# Exercises to complete
1/ According to the text on investment appraisal decisions, which two kinds of investors offer companies only limited amounts of finance?
2/ Continue the text on investment appraisal decisions from its final sentence.

# Document passage
========================================

Companies in today’s world are always looking at ways to develop and change. This compels the senior management to be counter a variety of different proposals ranging from expansion decisions to assets acquisition decisions, not only this but certain contracts for services are also long term investments if they offer cash flows beyond one year. Choosing between investment appraisal decisions is of critical importance as the companies only have limited resources available with investors (shareholders and banks) only willing to offer limited amounts of finance.
The investment appraisal decisions are critical because such decisions impact availability of resources and shareholder’s wealth. This is also because such decisions involve an element of risk as the expected future cash flows associated with projects / investments are always uncertain.
Investment appraisal decisions effect on effectiveness and efficiency of the operations and profitability of the company in periods beyond current year, secondly one of the major concepts in modern financial managements associates the market value of a company as equal to the discounted value of the future cash flows it expects to yield from its investments in projects.

========================================

# Given information

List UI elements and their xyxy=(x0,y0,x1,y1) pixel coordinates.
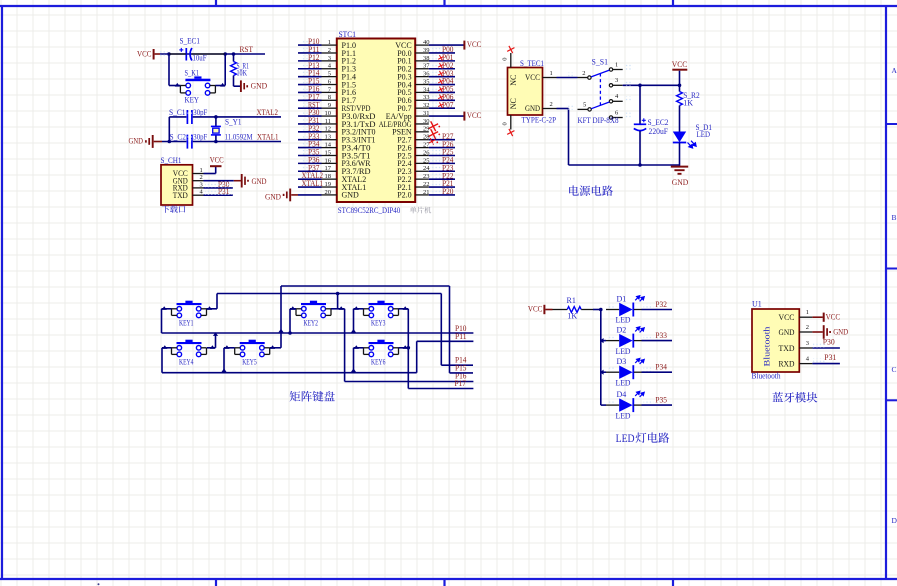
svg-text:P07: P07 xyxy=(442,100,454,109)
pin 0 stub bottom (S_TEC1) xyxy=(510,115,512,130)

========================================

# Results by task
1/ Shareholders and banks.

2/
(Richard and Stewart 2007)The investors of a company prefer to get rich not poor, this is why they expect from the managers of the company to invest in every project that is expected to pay more than what it is actually going to cost. (Richard and Stewart 2007)
Drury (2000) stated, “ The theory of capital budgeting reconciles the goals of survival and profitability by assuming that management takes as its goal the maximization of the market value of the shareholders’ wealth via the maximization of the market value of ordinary share”.
Idowu, S. (2000) Capital investment appraisal. Retrieved January 27, 2010,
Plant, P. (2000) The...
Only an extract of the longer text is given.